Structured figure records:
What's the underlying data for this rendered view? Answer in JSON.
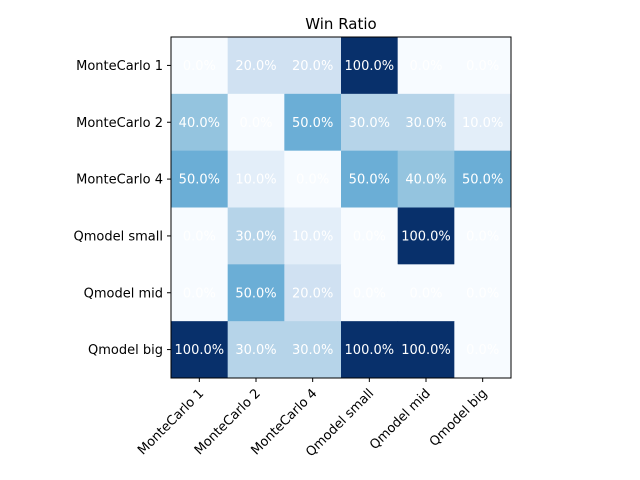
{
  "chart_data": {
    "type": "heatmap",
    "title": "Win Ratio",
    "xlabel": "",
    "ylabel": "",
    "rows": [
      "MonteCarlo 1",
      "MonteCarlo 2",
      "MonteCarlo 4",
      "Qmodel small",
      "Qmodel mid",
      "Qmodel big"
    ],
    "columns": [
      "MonteCarlo 1",
      "MonteCarlo 2",
      "MonteCarlo 4",
      "Qmodel small",
      "Qmodel mid",
      "Qmodel big"
    ],
    "values": [
      [
        0.0,
        20.0,
        20.0,
        100.0,
        0.0,
        0.0
      ],
      [
        40.0,
        0.0,
        50.0,
        30.0,
        30.0,
        10.0
      ],
      [
        50.0,
        10.0,
        0.0,
        50.0,
        40.0,
        50.0
      ],
      [
        0.0,
        30.0,
        10.0,
        0.0,
        100.0,
        0.0
      ],
      [
        0.0,
        50.0,
        20.0,
        0.0,
        0.0,
        0.0
      ],
      [
        100.0,
        30.0,
        30.0,
        100.0,
        100.0,
        0.0
      ]
    ],
    "value_format": "{v}%",
    "value_range": [
      0,
      100
    ],
    "colormap": "Blues",
    "grid": false,
    "legend": "none",
    "x_tick_rotation": 45,
    "cell_label_color": "#ffffff"
  }
}
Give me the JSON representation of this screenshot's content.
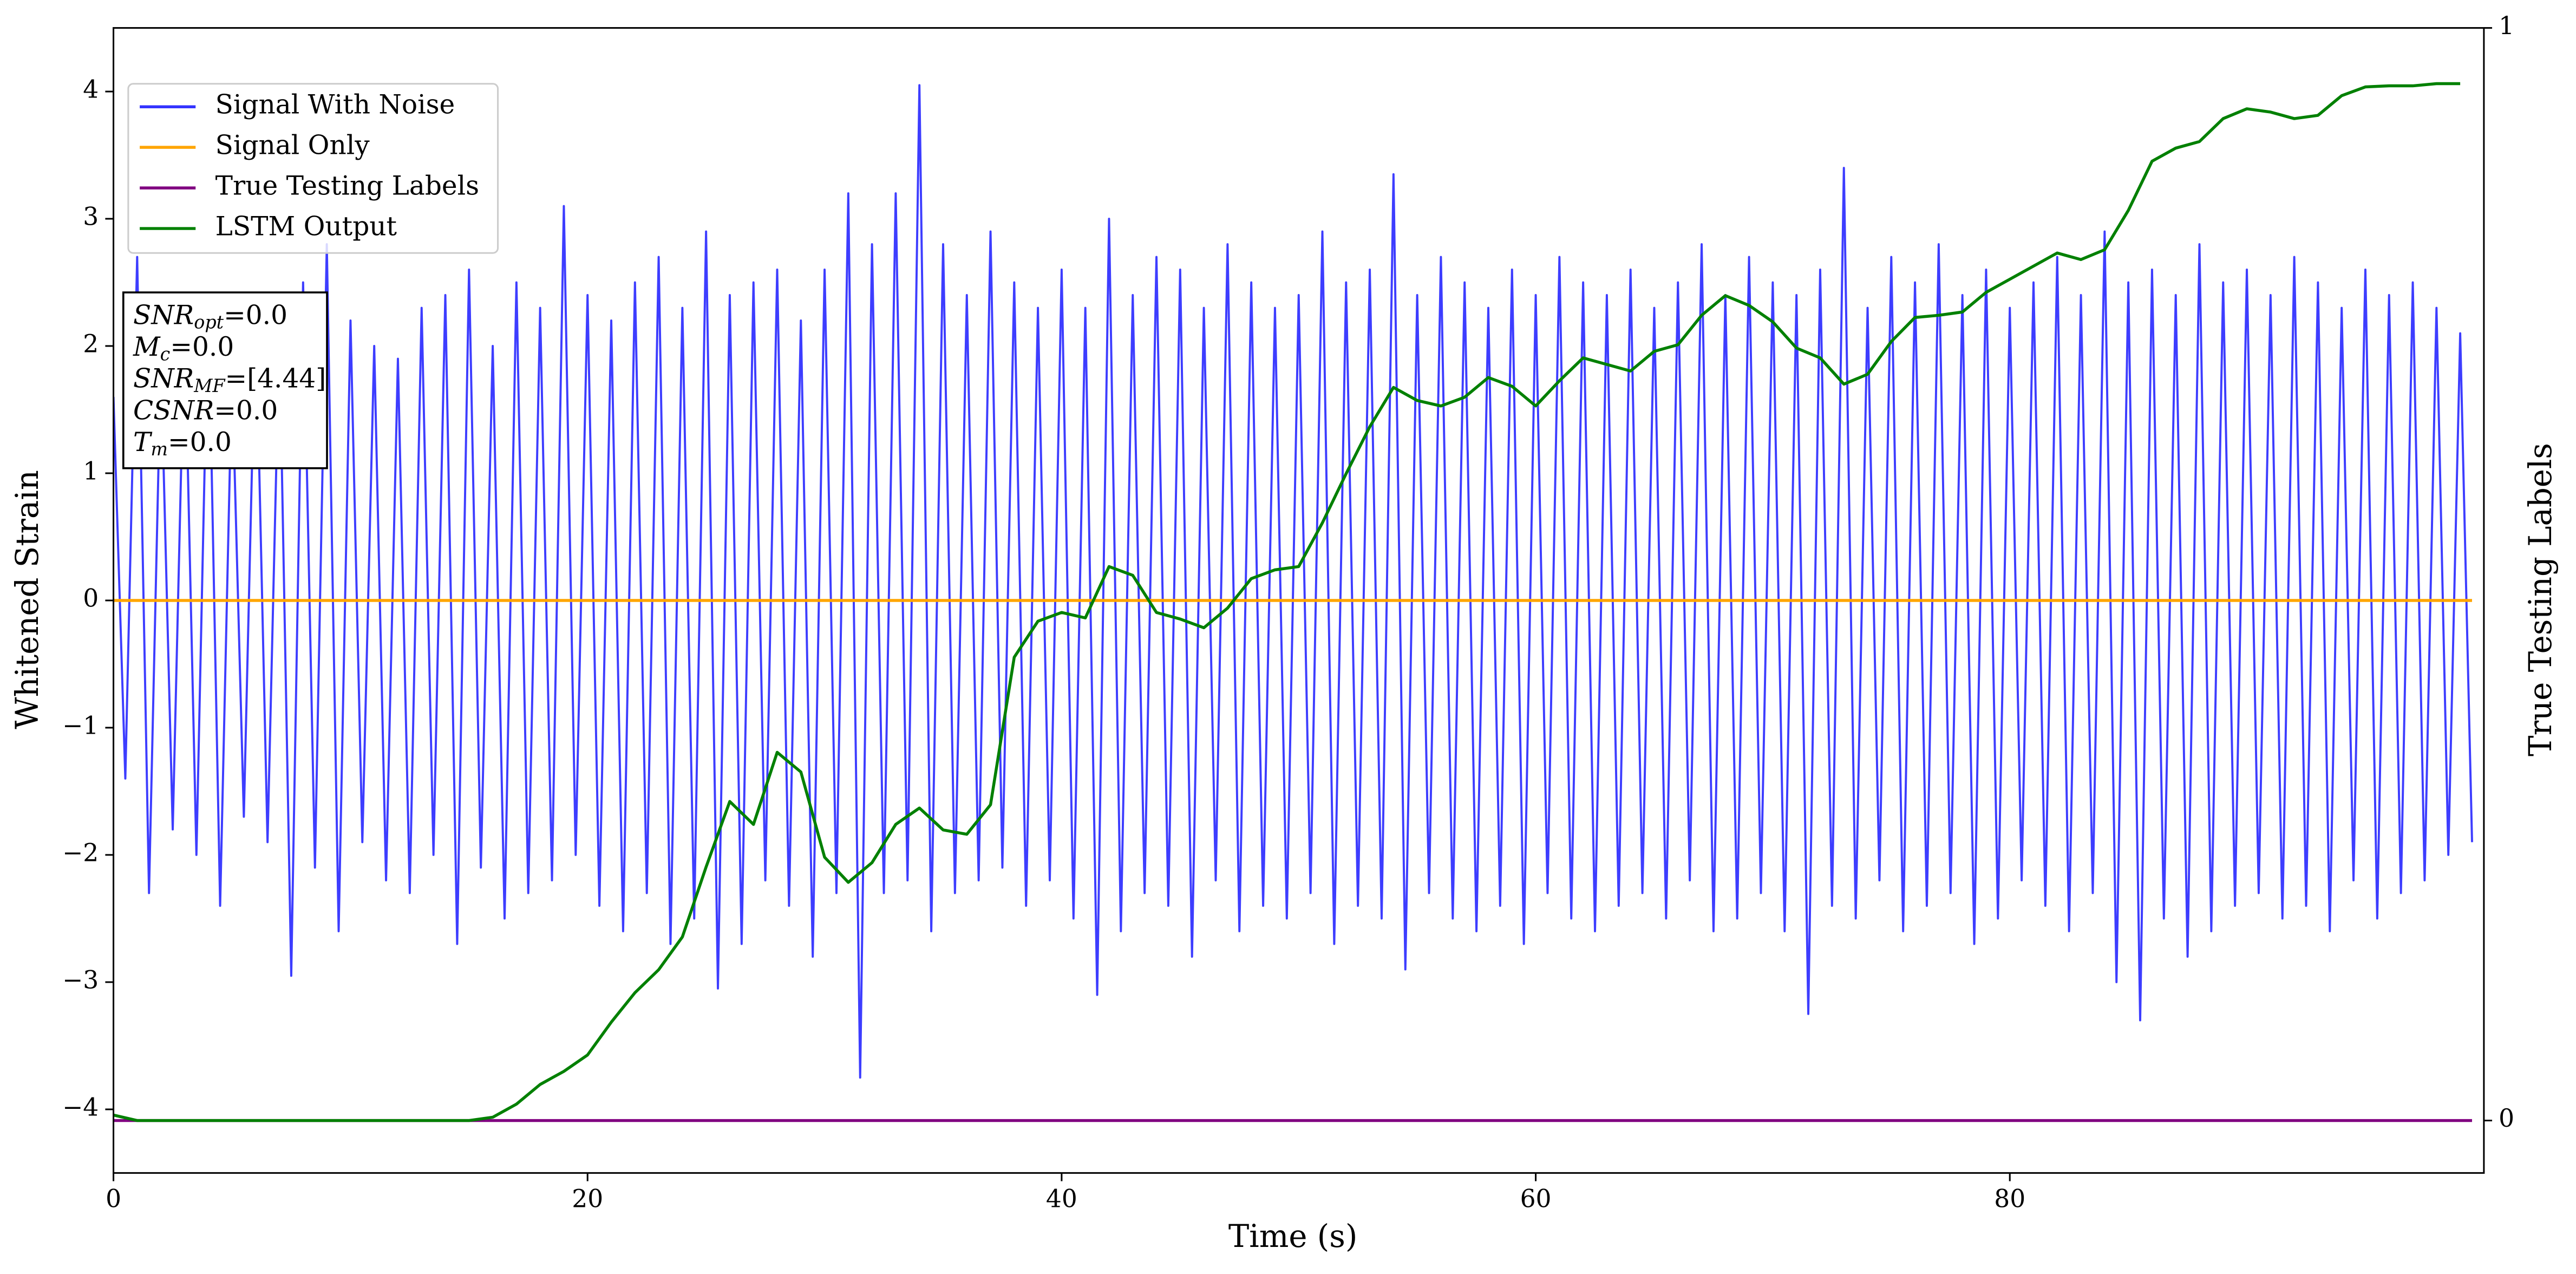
{
  "chart_data": {
    "type": "line",
    "xlabel": "Time (s)",
    "ylabel": "Whitened Strain",
    "y2label": "True Testing Labels",
    "xlim": [
      0,
      100
    ],
    "xticks": [
      0,
      20,
      40,
      60,
      80
    ],
    "ylim": [
      -4.5,
      4.5
    ],
    "yticks": [
      {
        "value": -4,
        "label": "−4"
      },
      {
        "value": -3,
        "label": "−3"
      },
      {
        "value": -2,
        "label": "−2"
      },
      {
        "value": -1,
        "label": "−1"
      },
      0,
      1,
      2,
      3,
      4
    ],
    "y2lim": [
      -0.048,
      1.0
    ],
    "y2ticks": [
      0,
      1
    ],
    "grid": false,
    "legend": "upper left",
    "annotation_lines": [
      {
        "text": "SNR",
        "sub": "opt",
        "value": "=0.0"
      },
      {
        "text": "M",
        "sub": "c",
        "value": "=0.0"
      },
      {
        "text": "SNR",
        "sub": "MF",
        "value": "=[4.44]"
      },
      {
        "text": "CSNR",
        "value": "=0.0"
      },
      {
        "text": "T",
        "sub": "m",
        "value": "=0.0"
      }
    ],
    "series": [
      {
        "name": "Signal With Noise",
        "color": "#3333ff",
        "x": [
          0,
          0.5,
          1,
          1.5,
          2,
          2.5,
          3,
          3.5,
          4,
          4.5,
          5,
          5.5,
          6,
          6.5,
          7,
          7.5,
          8,
          8.5,
          9,
          9.5,
          10,
          10.5,
          11,
          11.5,
          12,
          12.5,
          13,
          13.5,
          14,
          14.5,
          15,
          15.5,
          16,
          16.5,
          17,
          17.5,
          18,
          18.5,
          19,
          19.5,
          20,
          20.5,
          21,
          21.5,
          22,
          22.5,
          23,
          23.5,
          24,
          24.5,
          25,
          25.5,
          26,
          26.5,
          27,
          27.5,
          28,
          28.5,
          29,
          29.5,
          30,
          30.5,
          31,
          31.5,
          32,
          32.5,
          33,
          33.5,
          34,
          34.5,
          35,
          35.5,
          36,
          36.5,
          37,
          37.5,
          38,
          38.5,
          39,
          39.5,
          40,
          40.5,
          41,
          41.5,
          42,
          42.5,
          43,
          43.5,
          44,
          44.5,
          45,
          45.5,
          46,
          46.5,
          47,
          47.5,
          48,
          48.5,
          49,
          49.5,
          50,
          50.5,
          51,
          51.5,
          52,
          52.5,
          53,
          53.5,
          54,
          54.5,
          55,
          55.5,
          56,
          56.5,
          57,
          57.5,
          58,
          58.5,
          59,
          59.5,
          60,
          60.5,
          61,
          61.5,
          62,
          62.5,
          63,
          63.5,
          64,
          64.5,
          65,
          65.5,
          66,
          66.5,
          67,
          67.5,
          68,
          68.5,
          69,
          69.5,
          70,
          70.5,
          71,
          71.5,
          72,
          72.5,
          73,
          73.5,
          74,
          74.5,
          75,
          75.5,
          76,
          76.5,
          77,
          77.5,
          78,
          78.5,
          79,
          79.5,
          80,
          80.5,
          81,
          81.5,
          82,
          82.5,
          83,
          83.5,
          84,
          84.5,
          85,
          85.5,
          86,
          86.5,
          87,
          87.5,
          88,
          88.5,
          89,
          89.5,
          90,
          90.5,
          91,
          91.5,
          92,
          92.5,
          93,
          93.5,
          94,
          94.5,
          95,
          95.5,
          96,
          96.5,
          97,
          97.5,
          98,
          98.5,
          99,
          99.5
        ],
        "values": [
          1.6,
          -1.4,
          2.7,
          -2.3,
          1.9,
          -1.8,
          2.2,
          -2.0,
          2.4,
          -2.4,
          1.8,
          -1.7,
          2.3,
          -1.9,
          2.1,
          -2.95,
          2.5,
          -2.1,
          2.8,
          -2.6,
          2.2,
          -1.9,
          2.0,
          -2.2,
          1.9,
          -2.3,
          2.3,
          -2.0,
          2.4,
          -2.7,
          2.6,
          -2.1,
          2.0,
          -2.5,
          2.5,
          -2.3,
          2.3,
          -2.2,
          3.1,
          -2.0,
          2.4,
          -2.4,
          2.2,
          -2.6,
          2.5,
          -2.3,
          2.7,
          -2.7,
          2.3,
          -2.5,
          2.9,
          -3.05,
          2.4,
          -2.7,
          2.5,
          -2.2,
          2.6,
          -2.4,
          2.2,
          -2.8,
          2.6,
          -2.3,
          3.2,
          -3.75,
          2.8,
          -2.3,
          3.2,
          -2.2,
          4.05,
          -2.6,
          2.8,
          -2.3,
          2.4,
          -2.2,
          2.9,
          -2.1,
          2.5,
          -2.4,
          2.3,
          -2.2,
          2.6,
          -2.5,
          2.3,
          -3.1,
          3.0,
          -2.6,
          2.4,
          -2.3,
          2.7,
          -2.4,
          2.6,
          -2.8,
          2.3,
          -2.2,
          2.8,
          -2.6,
          2.5,
          -2.4,
          2.3,
          -2.5,
          2.4,
          -2.3,
          2.9,
          -2.7,
          2.5,
          -2.4,
          2.6,
          -2.5,
          3.35,
          -2.9,
          2.4,
          -2.3,
          2.7,
          -2.5,
          2.5,
          -2.6,
          2.3,
          -2.4,
          2.6,
          -2.7,
          2.4,
          -2.3,
          2.7,
          -2.5,
          2.5,
          -2.6,
          2.4,
          -2.4,
          2.6,
          -2.3,
          2.3,
          -2.5,
          2.5,
          -2.2,
          2.8,
          -2.6,
          2.4,
          -2.5,
          2.7,
          -2.3,
          2.5,
          -2.6,
          2.4,
          -3.25,
          2.6,
          -2.4,
          3.4,
          -2.5,
          2.3,
          -2.2,
          2.7,
          -2.6,
          2.5,
          -2.4,
          2.8,
          -2.3,
          2.4,
          -2.7,
          2.6,
          -2.5,
          2.3,
          -2.2,
          2.5,
          -2.4,
          2.7,
          -2.6,
          2.4,
          -2.3,
          2.9,
          -3.0,
          2.5,
          -3.3,
          2.6,
          -2.5,
          2.4,
          -2.8,
          2.8,
          -2.6,
          2.5,
          -2.4,
          2.6,
          -2.3,
          2.4,
          -2.5,
          2.7,
          -2.4,
          2.5,
          -2.6,
          2.3,
          -2.2,
          2.6,
          -2.5,
          2.4,
          -2.3,
          2.5,
          -2.2,
          2.3,
          -2.0,
          2.1,
          -1.9
        ]
      },
      {
        "name": "Signal Only",
        "color": "#ffa500",
        "x": [
          0,
          99.5
        ],
        "values": [
          0,
          0
        ]
      },
      {
        "name": "True Testing Labels",
        "color": "#800080",
        "axis": "y2",
        "x": [
          0,
          99.5
        ],
        "values": [
          0,
          0
        ]
      },
      {
        "name": "LSTM Output",
        "color": "#008000",
        "axis": "y2",
        "x": [
          0,
          1,
          2,
          3,
          4,
          5,
          6,
          7,
          8,
          9,
          10,
          11,
          12,
          13,
          14,
          15,
          16,
          17,
          18,
          19,
          20,
          21,
          22,
          23,
          24,
          25,
          26,
          27,
          28,
          29,
          30,
          31,
          32,
          33,
          34,
          35,
          36,
          37,
          38,
          39,
          40,
          41,
          42,
          43,
          44,
          45,
          46,
          47,
          48,
          49,
          50,
          51,
          52,
          53,
          54,
          55,
          56,
          57,
          58,
          59,
          60,
          61,
          62,
          63,
          64,
          65,
          66,
          67,
          68,
          69,
          70,
          71,
          72,
          73,
          74,
          75,
          76,
          77,
          78,
          79,
          80,
          81,
          82,
          83,
          84,
          85,
          86,
          87,
          88,
          89,
          90,
          91,
          92,
          93,
          94,
          95,
          96,
          97,
          98,
          99
        ],
        "values": [
          0.005,
          0,
          0,
          0,
          0,
          0,
          0,
          0,
          0,
          0,
          0,
          0,
          0,
          0,
          0,
          0,
          0.003,
          0.015,
          0.033,
          0.045,
          0.06,
          0.09,
          0.117,
          0.138,
          0.168,
          0.232,
          0.292,
          0.271,
          0.337,
          0.319,
          0.241,
          0.218,
          0.236,
          0.271,
          0.286,
          0.266,
          0.262,
          0.289,
          0.424,
          0.457,
          0.465,
          0.46,
          0.507,
          0.499,
          0.465,
          0.459,
          0.451,
          0.469,
          0.496,
          0.504,
          0.507,
          0.547,
          0.592,
          0.635,
          0.671,
          0.659,
          0.654,
          0.662,
          0.68,
          0.672,
          0.654,
          0.677,
          0.698,
          0.692,
          0.686,
          0.704,
          0.71,
          0.737,
          0.755,
          0.746,
          0.731,
          0.707,
          0.698,
          0.674,
          0.683,
          0.713,
          0.735,
          0.737,
          0.74,
          0.758,
          0.77,
          0.782,
          0.794,
          0.788,
          0.797,
          0.833,
          0.878,
          0.89,
          0.896,
          0.917,
          0.926,
          0.923,
          0.917,
          0.92,
          0.938,
          0.946,
          0.947,
          0.947,
          0.949,
          0.949
        ]
      }
    ]
  }
}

§ WRITTEN EXERCISE
Note how many lines in the material hold the word "True", and give that number with nothing added.

§ EXERCISE RESULT
2